#### Set exercise
Reproduce the listing with every instance of "minimum circuit" changed to "min-select circuit", leaving the rest unaltered.

#### Extracted material
## start
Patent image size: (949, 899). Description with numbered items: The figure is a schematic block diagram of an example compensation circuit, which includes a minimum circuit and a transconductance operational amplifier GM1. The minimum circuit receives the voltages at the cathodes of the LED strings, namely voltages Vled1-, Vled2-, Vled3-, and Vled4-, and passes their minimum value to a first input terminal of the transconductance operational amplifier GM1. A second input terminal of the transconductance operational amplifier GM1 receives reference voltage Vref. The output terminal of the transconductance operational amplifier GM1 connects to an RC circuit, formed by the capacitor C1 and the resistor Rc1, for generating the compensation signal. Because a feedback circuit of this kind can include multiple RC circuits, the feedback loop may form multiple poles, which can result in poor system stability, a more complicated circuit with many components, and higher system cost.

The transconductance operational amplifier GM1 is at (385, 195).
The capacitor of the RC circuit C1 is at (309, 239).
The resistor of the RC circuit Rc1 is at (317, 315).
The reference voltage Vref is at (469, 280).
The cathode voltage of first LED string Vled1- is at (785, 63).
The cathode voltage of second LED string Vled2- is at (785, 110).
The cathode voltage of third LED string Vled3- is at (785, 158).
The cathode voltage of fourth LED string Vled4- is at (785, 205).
## end
#### Response
Patent image size: (949, 899). Description with numbered items: The figure is a schematic block diagram of an example compensation circuit, which includes a min-select circuit and a transconductance operational amplifier GM1. The min-select circuit receives the voltages at the cathodes of the LED strings, namely voltages Vled1-, Vled2-, Vled3-, and Vled4-, and passes their minimum value to a first input terminal of the transconductance operational amplifier GM1. A second input terminal of the transconductance operational amplifier GM1 receives reference voltage Vref. The output terminal of the transconductance operational amplifier GM1 connects to an RC circuit, formed by the capacitor C1 and the resistor Rc1, for generating the compensation signal. Because a feedback circuit of this kind can include multiple RC circuits, the feedback loop may form multiple poles, which can result in poor system stability, a more complicated circuit with many components, and higher system cost.

The transconductance operational amplifier GM1 is at (385, 195).
The capacitor of the RC circuit C1 is at (309, 239).
The resistor of the RC circuit Rc1 is at (317, 315).
The reference voltage Vref is at (469, 280).
The cathode voltage of first LED string Vled1- is at (785, 63).
The cathode voltage of second LED string Vled2- is at (785, 110).
The cathode voltage of third LED string Vled3- is at (785, 158).
The cathode voltage of fourth LED string Vled4- is at (785, 205).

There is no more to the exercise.